# Start of RAW DATA
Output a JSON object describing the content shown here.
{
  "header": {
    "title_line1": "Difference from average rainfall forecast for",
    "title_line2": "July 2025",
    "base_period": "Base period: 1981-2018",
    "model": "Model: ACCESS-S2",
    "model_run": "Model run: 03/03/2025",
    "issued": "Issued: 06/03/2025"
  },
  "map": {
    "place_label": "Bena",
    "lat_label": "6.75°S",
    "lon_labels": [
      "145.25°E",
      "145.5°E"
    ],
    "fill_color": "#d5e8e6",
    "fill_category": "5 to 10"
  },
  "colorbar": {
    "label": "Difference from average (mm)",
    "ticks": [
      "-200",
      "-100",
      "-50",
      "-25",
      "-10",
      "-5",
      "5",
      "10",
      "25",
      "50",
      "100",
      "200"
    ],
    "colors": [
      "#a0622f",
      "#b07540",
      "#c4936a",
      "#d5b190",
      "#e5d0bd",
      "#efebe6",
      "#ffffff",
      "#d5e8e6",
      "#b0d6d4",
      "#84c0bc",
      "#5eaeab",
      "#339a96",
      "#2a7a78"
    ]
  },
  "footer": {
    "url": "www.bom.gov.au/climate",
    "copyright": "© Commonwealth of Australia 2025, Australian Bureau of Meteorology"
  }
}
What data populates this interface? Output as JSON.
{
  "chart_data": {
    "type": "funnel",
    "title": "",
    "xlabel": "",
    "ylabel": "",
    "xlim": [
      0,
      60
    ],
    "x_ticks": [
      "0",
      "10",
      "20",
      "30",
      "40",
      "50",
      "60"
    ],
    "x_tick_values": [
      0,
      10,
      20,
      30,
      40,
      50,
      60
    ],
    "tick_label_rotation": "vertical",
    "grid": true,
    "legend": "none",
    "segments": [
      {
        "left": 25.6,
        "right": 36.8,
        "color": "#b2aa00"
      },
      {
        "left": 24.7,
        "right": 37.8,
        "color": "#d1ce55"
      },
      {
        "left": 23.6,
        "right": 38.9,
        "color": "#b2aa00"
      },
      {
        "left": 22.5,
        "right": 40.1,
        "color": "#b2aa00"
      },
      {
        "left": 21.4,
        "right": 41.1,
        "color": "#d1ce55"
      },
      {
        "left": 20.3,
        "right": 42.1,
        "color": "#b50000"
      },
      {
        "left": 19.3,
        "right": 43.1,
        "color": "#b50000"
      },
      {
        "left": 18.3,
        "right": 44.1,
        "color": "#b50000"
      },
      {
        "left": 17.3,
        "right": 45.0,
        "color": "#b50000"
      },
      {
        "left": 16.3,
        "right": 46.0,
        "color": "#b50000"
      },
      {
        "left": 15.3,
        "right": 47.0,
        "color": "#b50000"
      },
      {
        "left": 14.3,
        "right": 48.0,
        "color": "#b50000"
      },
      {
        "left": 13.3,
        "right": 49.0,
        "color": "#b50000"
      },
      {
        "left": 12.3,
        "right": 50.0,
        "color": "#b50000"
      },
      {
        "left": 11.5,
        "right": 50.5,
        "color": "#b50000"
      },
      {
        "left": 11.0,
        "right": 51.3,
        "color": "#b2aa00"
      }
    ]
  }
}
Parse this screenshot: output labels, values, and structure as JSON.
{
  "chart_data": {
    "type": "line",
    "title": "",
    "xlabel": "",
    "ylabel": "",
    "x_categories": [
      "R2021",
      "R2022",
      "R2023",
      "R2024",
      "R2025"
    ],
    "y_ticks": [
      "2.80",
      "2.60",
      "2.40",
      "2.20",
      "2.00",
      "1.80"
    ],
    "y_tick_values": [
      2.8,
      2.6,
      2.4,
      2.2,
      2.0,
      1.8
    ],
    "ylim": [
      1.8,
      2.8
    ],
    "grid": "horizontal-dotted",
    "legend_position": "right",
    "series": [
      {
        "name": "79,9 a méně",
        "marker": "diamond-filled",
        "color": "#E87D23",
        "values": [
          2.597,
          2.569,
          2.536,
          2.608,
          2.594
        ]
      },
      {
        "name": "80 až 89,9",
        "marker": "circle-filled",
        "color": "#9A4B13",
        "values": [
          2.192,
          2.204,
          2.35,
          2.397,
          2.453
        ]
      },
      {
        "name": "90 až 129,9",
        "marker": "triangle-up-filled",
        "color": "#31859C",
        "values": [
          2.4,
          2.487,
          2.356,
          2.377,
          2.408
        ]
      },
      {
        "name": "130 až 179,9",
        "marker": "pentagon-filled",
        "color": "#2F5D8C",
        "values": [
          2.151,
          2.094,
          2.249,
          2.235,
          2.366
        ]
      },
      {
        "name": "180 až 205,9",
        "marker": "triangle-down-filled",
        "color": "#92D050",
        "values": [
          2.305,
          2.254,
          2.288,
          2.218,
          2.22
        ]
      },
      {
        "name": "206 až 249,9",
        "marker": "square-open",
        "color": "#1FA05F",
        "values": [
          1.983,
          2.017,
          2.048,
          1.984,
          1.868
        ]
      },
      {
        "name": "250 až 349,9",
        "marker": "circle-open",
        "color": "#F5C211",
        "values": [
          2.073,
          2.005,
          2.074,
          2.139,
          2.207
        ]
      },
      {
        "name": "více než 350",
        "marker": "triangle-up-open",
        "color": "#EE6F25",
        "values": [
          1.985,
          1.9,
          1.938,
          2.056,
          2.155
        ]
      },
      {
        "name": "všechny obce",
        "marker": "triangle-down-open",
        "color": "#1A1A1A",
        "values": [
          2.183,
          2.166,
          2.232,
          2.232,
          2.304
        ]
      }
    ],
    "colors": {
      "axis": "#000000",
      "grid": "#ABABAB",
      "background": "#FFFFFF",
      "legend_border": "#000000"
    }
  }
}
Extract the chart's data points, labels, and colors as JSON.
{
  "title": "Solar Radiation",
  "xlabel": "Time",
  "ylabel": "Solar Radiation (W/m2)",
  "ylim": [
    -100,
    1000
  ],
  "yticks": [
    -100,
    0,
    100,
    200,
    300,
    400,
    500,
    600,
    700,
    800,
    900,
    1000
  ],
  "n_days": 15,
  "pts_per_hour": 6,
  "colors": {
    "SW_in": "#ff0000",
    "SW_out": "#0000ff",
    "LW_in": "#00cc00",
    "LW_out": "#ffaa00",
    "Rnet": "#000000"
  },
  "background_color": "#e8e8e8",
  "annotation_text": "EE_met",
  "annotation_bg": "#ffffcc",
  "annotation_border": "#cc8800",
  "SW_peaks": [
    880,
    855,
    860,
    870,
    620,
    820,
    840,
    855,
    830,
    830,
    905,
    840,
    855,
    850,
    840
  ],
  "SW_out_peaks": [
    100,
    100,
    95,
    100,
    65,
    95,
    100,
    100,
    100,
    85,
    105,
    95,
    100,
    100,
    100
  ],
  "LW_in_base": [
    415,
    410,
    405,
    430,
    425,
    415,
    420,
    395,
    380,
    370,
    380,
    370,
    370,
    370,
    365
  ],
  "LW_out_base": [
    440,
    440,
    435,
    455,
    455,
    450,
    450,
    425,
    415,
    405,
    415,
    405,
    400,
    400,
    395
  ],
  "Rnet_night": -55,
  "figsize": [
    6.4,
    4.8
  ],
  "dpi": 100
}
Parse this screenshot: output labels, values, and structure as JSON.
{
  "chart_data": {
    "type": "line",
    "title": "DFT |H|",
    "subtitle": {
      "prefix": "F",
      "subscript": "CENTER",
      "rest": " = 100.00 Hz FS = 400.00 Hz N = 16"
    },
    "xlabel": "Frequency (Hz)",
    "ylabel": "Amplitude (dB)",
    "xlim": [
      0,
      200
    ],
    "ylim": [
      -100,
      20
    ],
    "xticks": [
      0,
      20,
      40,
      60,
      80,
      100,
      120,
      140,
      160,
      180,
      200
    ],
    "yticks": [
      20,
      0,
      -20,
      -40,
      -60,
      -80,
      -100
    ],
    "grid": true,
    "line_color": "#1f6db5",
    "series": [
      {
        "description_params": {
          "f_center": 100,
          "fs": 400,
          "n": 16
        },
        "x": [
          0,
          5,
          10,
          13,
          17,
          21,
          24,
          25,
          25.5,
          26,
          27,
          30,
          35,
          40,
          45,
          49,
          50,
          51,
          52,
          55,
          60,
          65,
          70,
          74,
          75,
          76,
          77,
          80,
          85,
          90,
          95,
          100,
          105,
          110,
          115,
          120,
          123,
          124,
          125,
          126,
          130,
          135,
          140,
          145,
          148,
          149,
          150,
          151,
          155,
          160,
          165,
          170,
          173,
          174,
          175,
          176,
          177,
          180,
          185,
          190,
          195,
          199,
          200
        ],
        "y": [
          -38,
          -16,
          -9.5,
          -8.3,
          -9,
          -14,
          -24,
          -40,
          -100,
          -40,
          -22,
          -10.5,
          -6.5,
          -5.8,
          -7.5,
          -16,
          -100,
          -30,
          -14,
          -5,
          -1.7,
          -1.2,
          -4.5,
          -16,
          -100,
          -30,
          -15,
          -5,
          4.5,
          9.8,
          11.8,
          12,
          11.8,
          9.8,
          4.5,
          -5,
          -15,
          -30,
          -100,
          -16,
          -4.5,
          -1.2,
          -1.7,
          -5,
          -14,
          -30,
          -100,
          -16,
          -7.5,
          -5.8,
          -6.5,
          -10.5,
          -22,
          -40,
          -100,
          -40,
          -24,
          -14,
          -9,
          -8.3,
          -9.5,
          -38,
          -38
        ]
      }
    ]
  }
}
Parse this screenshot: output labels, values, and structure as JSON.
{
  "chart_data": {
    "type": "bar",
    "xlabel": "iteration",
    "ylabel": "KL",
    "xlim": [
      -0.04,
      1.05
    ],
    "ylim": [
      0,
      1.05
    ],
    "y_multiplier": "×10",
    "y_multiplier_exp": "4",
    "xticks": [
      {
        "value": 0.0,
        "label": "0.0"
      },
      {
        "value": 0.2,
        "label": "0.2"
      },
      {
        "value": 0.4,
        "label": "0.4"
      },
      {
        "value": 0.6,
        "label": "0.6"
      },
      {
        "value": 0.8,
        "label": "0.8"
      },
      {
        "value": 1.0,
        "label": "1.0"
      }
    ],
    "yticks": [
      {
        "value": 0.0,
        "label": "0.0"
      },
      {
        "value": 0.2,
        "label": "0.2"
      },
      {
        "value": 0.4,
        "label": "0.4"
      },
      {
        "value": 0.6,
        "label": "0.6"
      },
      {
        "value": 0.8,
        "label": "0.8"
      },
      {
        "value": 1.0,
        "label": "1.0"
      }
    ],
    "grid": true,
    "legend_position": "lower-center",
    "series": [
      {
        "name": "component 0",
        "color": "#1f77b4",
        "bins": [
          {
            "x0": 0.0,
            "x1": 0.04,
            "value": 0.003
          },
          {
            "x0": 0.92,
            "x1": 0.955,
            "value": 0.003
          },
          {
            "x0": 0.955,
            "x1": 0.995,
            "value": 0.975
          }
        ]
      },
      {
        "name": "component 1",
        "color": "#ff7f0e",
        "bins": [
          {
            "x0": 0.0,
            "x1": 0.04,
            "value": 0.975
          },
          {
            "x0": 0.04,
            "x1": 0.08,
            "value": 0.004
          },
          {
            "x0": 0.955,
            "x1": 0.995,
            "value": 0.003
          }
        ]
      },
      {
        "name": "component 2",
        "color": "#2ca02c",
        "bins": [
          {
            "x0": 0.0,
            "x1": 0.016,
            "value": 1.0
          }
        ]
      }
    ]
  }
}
# End of RAW DATA
## INSTRUCTIONS TO FOLLOW
Search the data above for the word "ylabel", then gather each line in which it appears.

## RESPONSE TO THIS EXERCISE
    "ylabel": "",
    "ylabel": "",
  "ylabel": "Solar Radiation (W/m2)",
    "ylabel": "Amplitude (dB)",
    "ylabel": "KL",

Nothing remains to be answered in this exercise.